## THE PROBLEM
Check each line of the entries below for the string "calendar"; copy every line where it appears.

Extracted records:
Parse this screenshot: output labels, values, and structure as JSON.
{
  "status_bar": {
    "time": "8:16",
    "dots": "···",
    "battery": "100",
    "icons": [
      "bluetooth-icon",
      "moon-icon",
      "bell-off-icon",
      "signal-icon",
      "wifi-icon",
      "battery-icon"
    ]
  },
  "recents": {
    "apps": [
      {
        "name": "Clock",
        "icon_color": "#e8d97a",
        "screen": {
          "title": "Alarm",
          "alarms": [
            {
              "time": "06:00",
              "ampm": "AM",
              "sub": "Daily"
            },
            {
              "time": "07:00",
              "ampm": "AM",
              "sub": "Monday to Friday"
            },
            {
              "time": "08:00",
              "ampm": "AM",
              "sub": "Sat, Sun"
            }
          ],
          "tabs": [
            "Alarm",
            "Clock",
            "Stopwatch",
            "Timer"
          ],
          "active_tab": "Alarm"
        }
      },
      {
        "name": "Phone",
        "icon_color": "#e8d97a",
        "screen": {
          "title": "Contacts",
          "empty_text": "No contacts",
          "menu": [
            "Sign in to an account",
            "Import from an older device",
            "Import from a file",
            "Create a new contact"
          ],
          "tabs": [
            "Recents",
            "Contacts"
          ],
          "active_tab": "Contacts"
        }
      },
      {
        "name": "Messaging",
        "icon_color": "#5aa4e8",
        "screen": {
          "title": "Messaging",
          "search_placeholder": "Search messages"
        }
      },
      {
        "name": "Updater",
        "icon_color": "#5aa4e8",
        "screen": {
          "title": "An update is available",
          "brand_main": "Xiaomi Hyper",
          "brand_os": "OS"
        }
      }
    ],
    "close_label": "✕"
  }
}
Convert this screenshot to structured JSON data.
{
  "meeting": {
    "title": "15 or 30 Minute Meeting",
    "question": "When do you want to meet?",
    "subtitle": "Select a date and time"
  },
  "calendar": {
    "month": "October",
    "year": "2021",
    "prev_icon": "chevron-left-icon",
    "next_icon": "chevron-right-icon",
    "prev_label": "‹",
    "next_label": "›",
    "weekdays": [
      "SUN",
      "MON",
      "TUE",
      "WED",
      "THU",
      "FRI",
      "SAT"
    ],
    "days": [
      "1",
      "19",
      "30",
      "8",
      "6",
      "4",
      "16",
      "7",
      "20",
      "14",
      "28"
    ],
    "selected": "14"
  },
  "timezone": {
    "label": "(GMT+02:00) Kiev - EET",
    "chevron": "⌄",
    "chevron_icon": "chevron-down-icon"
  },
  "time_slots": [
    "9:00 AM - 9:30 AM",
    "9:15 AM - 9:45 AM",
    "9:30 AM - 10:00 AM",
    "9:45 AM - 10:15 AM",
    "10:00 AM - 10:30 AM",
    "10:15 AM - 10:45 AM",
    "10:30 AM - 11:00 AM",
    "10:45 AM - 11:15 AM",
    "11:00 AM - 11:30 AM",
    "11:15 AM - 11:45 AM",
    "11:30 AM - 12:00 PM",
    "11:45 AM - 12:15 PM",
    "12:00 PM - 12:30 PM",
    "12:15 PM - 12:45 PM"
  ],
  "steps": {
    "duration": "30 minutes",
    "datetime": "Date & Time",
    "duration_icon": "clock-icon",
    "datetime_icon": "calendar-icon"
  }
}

## CORRECT OUTPUT
  "calendar": {
    "datetime_icon": "calendar-icon"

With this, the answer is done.